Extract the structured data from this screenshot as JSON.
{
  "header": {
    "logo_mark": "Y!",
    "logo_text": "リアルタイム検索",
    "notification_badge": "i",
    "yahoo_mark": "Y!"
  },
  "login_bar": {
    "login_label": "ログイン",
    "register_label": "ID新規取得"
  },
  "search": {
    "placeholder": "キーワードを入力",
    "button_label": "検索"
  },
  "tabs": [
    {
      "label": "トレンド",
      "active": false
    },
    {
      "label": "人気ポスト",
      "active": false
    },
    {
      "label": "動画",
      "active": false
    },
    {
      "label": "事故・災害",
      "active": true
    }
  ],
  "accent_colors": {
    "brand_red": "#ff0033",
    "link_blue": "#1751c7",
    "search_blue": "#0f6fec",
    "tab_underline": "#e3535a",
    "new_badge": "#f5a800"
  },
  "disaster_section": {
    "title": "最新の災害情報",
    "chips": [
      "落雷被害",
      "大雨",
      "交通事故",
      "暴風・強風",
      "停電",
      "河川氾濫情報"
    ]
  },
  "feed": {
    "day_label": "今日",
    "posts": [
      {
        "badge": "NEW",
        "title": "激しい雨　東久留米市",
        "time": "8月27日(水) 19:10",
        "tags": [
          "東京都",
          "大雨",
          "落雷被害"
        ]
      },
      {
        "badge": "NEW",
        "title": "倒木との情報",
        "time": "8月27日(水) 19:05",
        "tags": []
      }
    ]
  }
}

------------------------

Write each line above out exactly.

Extract the structured data from this screenshot as JSON.
{
  "header": {
    "logo_mark": "Y!",
    "logo_text": "リアルタイム検索",
    "notification_badge": "i",
    "yahoo_mark": "Y!"
  },
  "login_bar": {
    "login_label": "ログイン",
    "register_label": "ID新規取得"
  },
  "search": {
    "placeholder": "キーワードを入力",
    "button_label": "検索"
  },
  "tabs": [
    {
      "label": "トレンド",
      "active": false
    },
    {
      "label": "人気ポスト",
      "active": false
    },
    {
      "label": "動画",
      "active": false
    },
    {
      "label": "事故・災害",
      "active": true
    }
  ],
  "accent_colors": {
    "brand_red": "#ff0033",
    "link_blue": "#1751c7",
    "search_blue": "#0f6fec",
    "tab_underline": "#e3535a",
    "new_badge": "#f5a800"
  },
  "disaster_section": {
    "title": "最新の災害情報",
    "chips": [
      "落雷被害",
      "大雨",
      "交通事故",
      "暴風・強風",
      "停電",
      "河川氾濫情報"
    ]
  },
  "feed": {
    "day_label": "今日",
    "posts": [
      {
        "badge": "NEW",
        "title": "激しい雨　東久留米市",
        "time": "8月27日(水) 19:10",
        "tags": [
          "東京都",
          "大雨",
          "落雷被害"
        ]
      },
      {
        "badge": "NEW",
        "title": "倒木との情報",
        "time": "8月27日(水) 19:05",
        "tags": []
      }
    ]
  }
}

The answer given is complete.